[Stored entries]
^^^^^^^^^^^^^^^^

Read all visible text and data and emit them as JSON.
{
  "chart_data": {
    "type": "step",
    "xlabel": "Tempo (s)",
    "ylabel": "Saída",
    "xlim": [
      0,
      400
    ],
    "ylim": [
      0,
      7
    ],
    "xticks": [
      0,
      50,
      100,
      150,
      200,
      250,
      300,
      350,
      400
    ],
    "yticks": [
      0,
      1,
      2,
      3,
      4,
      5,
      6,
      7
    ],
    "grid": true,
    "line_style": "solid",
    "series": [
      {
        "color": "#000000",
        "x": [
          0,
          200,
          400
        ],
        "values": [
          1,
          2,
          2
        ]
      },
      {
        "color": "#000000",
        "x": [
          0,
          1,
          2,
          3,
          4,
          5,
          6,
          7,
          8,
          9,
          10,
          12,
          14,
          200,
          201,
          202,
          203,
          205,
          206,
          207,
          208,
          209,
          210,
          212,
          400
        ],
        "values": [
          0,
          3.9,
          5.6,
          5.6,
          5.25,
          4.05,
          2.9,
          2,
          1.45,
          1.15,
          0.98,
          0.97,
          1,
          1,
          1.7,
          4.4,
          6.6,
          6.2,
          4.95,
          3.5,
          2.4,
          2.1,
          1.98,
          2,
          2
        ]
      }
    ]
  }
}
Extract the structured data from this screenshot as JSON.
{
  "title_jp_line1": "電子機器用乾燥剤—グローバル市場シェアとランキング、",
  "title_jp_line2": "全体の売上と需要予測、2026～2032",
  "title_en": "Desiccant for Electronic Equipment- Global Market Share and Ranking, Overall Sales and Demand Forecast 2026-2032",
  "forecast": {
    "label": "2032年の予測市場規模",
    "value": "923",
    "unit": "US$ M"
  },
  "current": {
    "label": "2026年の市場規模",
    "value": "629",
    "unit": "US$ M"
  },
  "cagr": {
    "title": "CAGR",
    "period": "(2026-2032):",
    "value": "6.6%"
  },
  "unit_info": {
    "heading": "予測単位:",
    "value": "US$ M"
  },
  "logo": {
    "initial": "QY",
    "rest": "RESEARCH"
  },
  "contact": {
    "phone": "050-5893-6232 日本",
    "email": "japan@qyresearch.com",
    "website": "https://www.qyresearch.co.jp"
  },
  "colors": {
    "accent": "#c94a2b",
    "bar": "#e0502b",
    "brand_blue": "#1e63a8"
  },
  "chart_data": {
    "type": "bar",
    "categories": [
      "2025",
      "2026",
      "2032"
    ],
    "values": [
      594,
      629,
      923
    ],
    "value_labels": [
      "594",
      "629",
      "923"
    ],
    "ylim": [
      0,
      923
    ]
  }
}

^^^^^^^^^^^^^^^^

● WRITTEN INSTRUCTION: Repeat every entry exactly, please.

● WRITTEN RESPONSE:
Read all visible text and data and emit them as JSON.
{
  "chart_data": {
    "type": "step",
    "xlabel": "Tempo (s)",
    "ylabel": "Saída",
    "xlim": [
      0,
      400
    ],
    "ylim": [
      0,
      7
    ],
    "xticks": [
      0,
      50,
      100,
      150,
      200,
      250,
      300,
      350,
      400
    ],
    "yticks": [
      0,
      1,
      2,
      3,
      4,
      5,
      6,
      7
    ],
    "grid": true,
    "line_style": "solid",
    "series": [
      {
        "color": "#000000",
        "x": [
          0,
          200,
          400
        ],
        "values": [
          1,
          2,
          2
        ]
      },
      {
        "color": "#000000",
        "x": [
          0,
          1,
          2,
          3,
          4,
          5,
          6,
          7,
          8,
          9,
          10,
          12,
          14,
          200,
          201,
          202,
          203,
          205,
          206,
          207,
          208,
          209,
          210,
          212,
          400
        ],
        "values": [
          0,
          3.9,
          5.6,
          5.6,
          5.25,
          4.05,
          2.9,
          2,
          1.45,
          1.15,
          0.98,
          0.97,
          1,
          1,
          1.7,
          4.4,
          6.6,
          6.2,
          4.95,
          3.5,
          2.4,
          2.1,
          1.98,
          2,
          2
        ]
      }
    ]
  }
}
Extract the structured data from this screenshot as JSON.
{
  "title_jp_line1": "電子機器用乾燥剤—グローバル市場シェアとランキング、",
  "title_jp_line2": "全体の売上と需要予測、2026～2032",
  "title_en": "Desiccant for Electronic Equipment- Global Market Share and Ranking, Overall Sales and Demand Forecast 2026-2032",
  "forecast": {
    "label": "2032年の予測市場規模",
    "value": "923",
    "unit": "US$ M"
  },
  "current": {
    "label": "2026年の市場規模",
    "value": "629",
    "unit": "US$ M"
  },
  "cagr": {
    "title": "CAGR",
    "period": "(2026-2032):",
    "value": "6.6%"
  },
  "unit_info": {
    "heading": "予測単位:",
    "value": "US$ M"
  },
  "logo": {
    "initial": "QY",
    "rest": "RESEARCH"
  },
  "contact": {
    "phone": "050-5893-6232 日本",
    "email": "japan@qyresearch.com",
    "website": "https://www.qyresearch.co.jp"
  },
  "colors": {
    "accent": "#c94a2b",
    "bar": "#e0502b",
    "brand_blue": "#1e63a8"
  },
  "chart_data": {
    "type": "bar",
    "categories": [
      "2025",
      "2026",
      "2032"
    ],
    "values": [
      594,
      629,
      923
    ],
    "value_labels": [
      "594",
      "629",
      "923"
    ],
    "ylim": [
      0,
      923
    ]
  }
}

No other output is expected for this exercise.